• _Task details_: Leave out the pictures and restate the rest of the data exactly.

• _Task inputs_:
....
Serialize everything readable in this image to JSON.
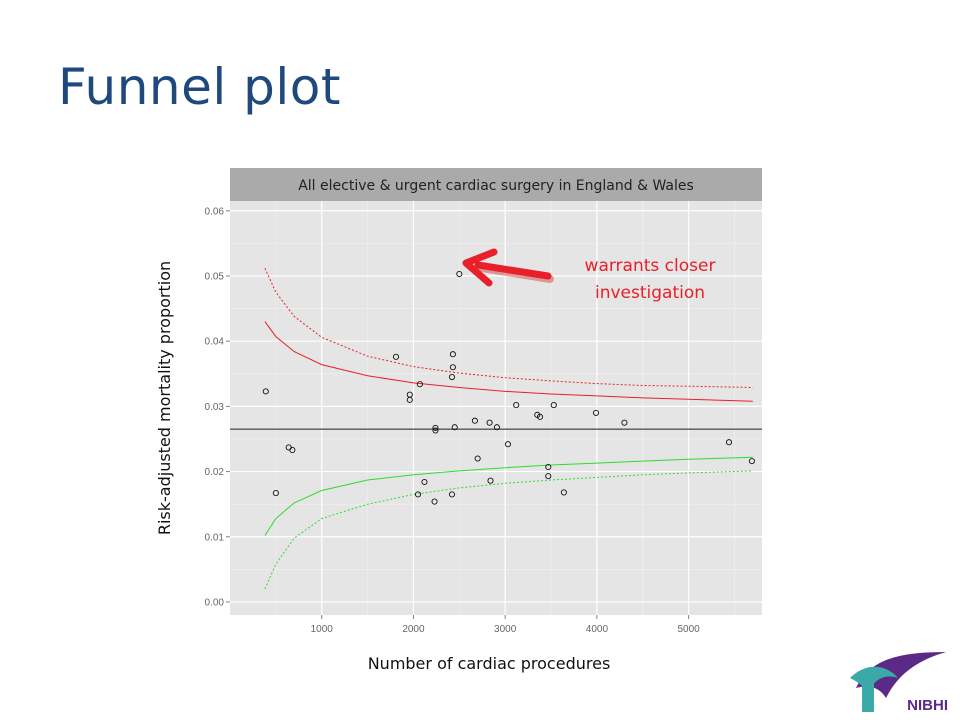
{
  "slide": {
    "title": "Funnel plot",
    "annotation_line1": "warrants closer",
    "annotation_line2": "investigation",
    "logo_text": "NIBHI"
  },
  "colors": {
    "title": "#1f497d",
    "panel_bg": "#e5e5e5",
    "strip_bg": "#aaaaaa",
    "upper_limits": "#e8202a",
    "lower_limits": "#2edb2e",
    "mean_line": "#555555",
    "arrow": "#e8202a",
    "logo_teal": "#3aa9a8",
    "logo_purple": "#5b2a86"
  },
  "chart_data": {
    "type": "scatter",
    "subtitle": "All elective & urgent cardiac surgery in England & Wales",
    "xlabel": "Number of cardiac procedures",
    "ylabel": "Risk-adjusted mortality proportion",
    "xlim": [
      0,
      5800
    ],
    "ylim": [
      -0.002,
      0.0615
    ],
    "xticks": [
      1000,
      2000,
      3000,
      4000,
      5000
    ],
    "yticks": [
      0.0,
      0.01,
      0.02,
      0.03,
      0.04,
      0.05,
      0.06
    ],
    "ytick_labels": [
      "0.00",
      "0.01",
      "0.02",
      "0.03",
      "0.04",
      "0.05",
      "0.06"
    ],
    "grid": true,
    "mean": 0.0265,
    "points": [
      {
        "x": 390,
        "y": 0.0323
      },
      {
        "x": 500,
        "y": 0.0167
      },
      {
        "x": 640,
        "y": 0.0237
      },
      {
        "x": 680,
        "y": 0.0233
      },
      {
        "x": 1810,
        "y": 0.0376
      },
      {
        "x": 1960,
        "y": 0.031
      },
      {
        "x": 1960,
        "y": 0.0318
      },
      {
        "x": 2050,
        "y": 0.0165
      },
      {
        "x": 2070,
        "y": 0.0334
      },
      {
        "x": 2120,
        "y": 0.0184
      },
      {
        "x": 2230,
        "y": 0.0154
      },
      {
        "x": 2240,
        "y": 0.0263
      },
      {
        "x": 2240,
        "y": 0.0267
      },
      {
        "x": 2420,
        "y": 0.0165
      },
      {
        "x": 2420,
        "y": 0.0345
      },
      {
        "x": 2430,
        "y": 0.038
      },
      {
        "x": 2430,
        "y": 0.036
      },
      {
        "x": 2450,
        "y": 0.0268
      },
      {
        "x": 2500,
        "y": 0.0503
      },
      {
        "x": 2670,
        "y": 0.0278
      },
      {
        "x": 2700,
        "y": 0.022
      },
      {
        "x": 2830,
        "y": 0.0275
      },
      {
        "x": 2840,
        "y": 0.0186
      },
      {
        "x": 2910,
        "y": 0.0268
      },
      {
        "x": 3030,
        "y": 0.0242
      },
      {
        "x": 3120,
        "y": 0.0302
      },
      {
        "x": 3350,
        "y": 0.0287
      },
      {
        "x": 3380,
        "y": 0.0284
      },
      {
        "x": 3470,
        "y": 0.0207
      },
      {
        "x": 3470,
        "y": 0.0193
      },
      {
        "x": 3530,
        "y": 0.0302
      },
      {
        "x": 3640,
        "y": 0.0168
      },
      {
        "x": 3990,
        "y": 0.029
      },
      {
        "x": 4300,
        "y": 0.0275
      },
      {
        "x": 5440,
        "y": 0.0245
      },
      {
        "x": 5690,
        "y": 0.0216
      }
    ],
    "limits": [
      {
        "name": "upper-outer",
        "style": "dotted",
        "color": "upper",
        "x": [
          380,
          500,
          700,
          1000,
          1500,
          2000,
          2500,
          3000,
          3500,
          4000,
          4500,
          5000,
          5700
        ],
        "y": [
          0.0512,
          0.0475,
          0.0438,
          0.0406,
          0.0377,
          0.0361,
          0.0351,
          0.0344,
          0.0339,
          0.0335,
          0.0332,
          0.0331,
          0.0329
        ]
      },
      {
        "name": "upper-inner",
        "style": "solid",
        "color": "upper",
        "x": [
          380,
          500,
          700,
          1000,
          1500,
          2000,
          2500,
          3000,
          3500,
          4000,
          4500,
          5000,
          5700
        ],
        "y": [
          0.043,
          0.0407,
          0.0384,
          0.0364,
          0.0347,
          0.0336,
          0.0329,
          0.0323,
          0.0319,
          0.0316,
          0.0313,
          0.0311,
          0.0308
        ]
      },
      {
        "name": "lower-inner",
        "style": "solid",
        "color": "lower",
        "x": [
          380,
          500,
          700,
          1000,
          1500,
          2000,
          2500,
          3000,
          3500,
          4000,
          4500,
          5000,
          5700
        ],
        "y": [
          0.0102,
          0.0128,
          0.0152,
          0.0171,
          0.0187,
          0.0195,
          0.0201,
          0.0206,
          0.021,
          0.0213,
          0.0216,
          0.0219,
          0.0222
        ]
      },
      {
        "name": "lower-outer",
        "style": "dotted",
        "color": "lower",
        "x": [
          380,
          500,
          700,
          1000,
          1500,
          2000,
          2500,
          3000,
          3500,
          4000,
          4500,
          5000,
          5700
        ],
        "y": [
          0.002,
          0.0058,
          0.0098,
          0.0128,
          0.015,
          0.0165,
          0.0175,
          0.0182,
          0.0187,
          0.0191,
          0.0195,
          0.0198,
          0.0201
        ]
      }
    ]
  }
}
....
• _Answer for the task_:
Serialize everything readable in this image to JSON.
{
  "slide": {
    "title": "Funnel plot",
    "annotation_line1": "warrants closer",
    "annotation_line2": "investigation",
    "logo_text": "NIBHI"
  },
  "colors": {
    "title": "#1f497d",
    "panel_bg": "#e5e5e5",
    "strip_bg": "#aaaaaa",
    "upper_limits": "#e8202a",
    "lower_limits": "#2edb2e",
    "mean_line": "#555555",
    "arrow": "#e8202a",
    "logo_teal": "#3aa9a8",
    "logo_purple": "#5b2a86"
  },
  "chart_data": {
    "type": "scatter",
    "subtitle": "All elective & urgent cardiac surgery in England & Wales",
    "xlabel": "Number of cardiac procedures",
    "ylabel": "Risk-adjusted mortality proportion",
    "xlim": [
      0,
      5800
    ],
    "ylim": [
      -0.002,
      0.0615
    ],
    "xticks": [
      1000,
      2000,
      3000,
      4000,
      5000
    ],
    "yticks": [
      0.0,
      0.01,
      0.02,
      0.03,
      0.04,
      0.05,
      0.06
    ],
    "ytick_labels": [
      "0.00",
      "0.01",
      "0.02",
      "0.03",
      "0.04",
      "0.05",
      "0.06"
    ],
    "grid": true,
    "mean": 0.0265,
    "points": [
      {
        "x": 390,
        "y": 0.0323
      },
      {
        "x": 500,
        "y": 0.0167
      },
      {
        "x": 640,
        "y": 0.0237
      },
      {
        "x": 680,
        "y": 0.0233
      },
      {
        "x": 1810,
        "y": 0.0376
      },
      {
        "x": 1960,
        "y": 0.031
      },
      {
        "x": 1960,
        "y": 0.0318
      },
      {
        "x": 2050,
        "y": 0.0165
      },
      {
        "x": 2070,
        "y": 0.0334
      },
      {
        "x": 2120,
        "y": 0.0184
      },
      {
        "x": 2230,
        "y": 0.0154
      },
      {
        "x": 2240,
        "y": 0.0263
      },
      {
        "x": 2240,
        "y": 0.0267
      },
      {
        "x": 2420,
        "y": 0.0165
      },
      {
        "x": 2420,
        "y": 0.0345
      },
      {
        "x": 2430,
        "y": 0.038
      },
      {
        "x": 2430,
        "y": 0.036
      },
      {
        "x": 2450,
        "y": 0.0268
      },
      {
        "x": 2500,
        "y": 0.0503
      },
      {
        "x": 2670,
        "y": 0.0278
      },
      {
        "x": 2700,
        "y": 0.022
      },
      {
        "x": 2830,
        "y": 0.0275
      },
      {
        "x": 2840,
        "y": 0.0186
      },
      {
        "x": 2910,
        "y": 0.0268
      },
      {
        "x": 3030,
        "y": 0.0242
      },
      {
        "x": 3120,
        "y": 0.0302
      },
      {
        "x": 3350,
        "y": 0.0287
      },
      {
        "x": 3380,
        "y": 0.0284
      },
      {
        "x": 3470,
        "y": 0.0207
      },
      {
        "x": 3470,
        "y": 0.0193
      },
      {
        "x": 3530,
        "y": 0.0302
      },
      {
        "x": 3640,
        "y": 0.0168
      },
      {
        "x": 3990,
        "y": 0.029
      },
      {
        "x": 4300,
        "y": 0.0275
      },
      {
        "x": 5440,
        "y": 0.0245
      },
      {
        "x": 5690,
        "y": 0.0216
      }
    ],
    "limits": [
      {
        "name": "upper-outer",
        "style": "dotted",
        "color": "upper",
        "x": [
          380,
          500,
          700,
          1000,
          1500,
          2000,
          2500,
          3000,
          3500,
          4000,
          4500,
          5000,
          5700
        ],
        "y": [
          0.0512,
          0.0475,
          0.0438,
          0.0406,
          0.0377,
          0.0361,
          0.0351,
          0.0344,
          0.0339,
          0.0335,
          0.0332,
          0.0331,
          0.0329
        ]
      },
      {
        "name": "upper-inner",
        "style": "solid",
        "color": "upper",
        "x": [
          380,
          500,
          700,
          1000,
          1500,
          2000,
          2500,
          3000,
          3500,
          4000,
          4500,
          5000,
          5700
        ],
        "y": [
          0.043,
          0.0407,
          0.0384,
          0.0364,
          0.0347,
          0.0336,
          0.0329,
          0.0323,
          0.0319,
          0.0316,
          0.0313,
          0.0311,
          0.0308
        ]
      },
      {
        "name": "lower-inner",
        "style": "solid",
        "color": "lower",
        "x": [
          380,
          500,
          700,
          1000,
          1500,
          2000,
          2500,
          3000,
          3500,
          4000,
          4500,
          5000,
          5700
        ],
        "y": [
          0.0102,
          0.0128,
          0.0152,
          0.0171,
          0.0187,
          0.0195,
          0.0201,
          0.0206,
          0.021,
          0.0213,
          0.0216,
          0.0219,
          0.0222
        ]
      },
      {
        "name": "lower-outer",
        "style": "dotted",
        "color": "lower",
        "x": [
          380,
          500,
          700,
          1000,
          1500,
          2000,
          2500,
          3000,
          3500,
          4000,
          4500,
          5000,
          5700
        ],
        "y": [
          0.002,
          0.0058,
          0.0098,
          0.0128,
          0.015,
          0.0165,
          0.0175,
          0.0182,
          0.0187,
          0.0191,
          0.0195,
          0.0198,
          0.0201
        ]
      }
    ]
  }
}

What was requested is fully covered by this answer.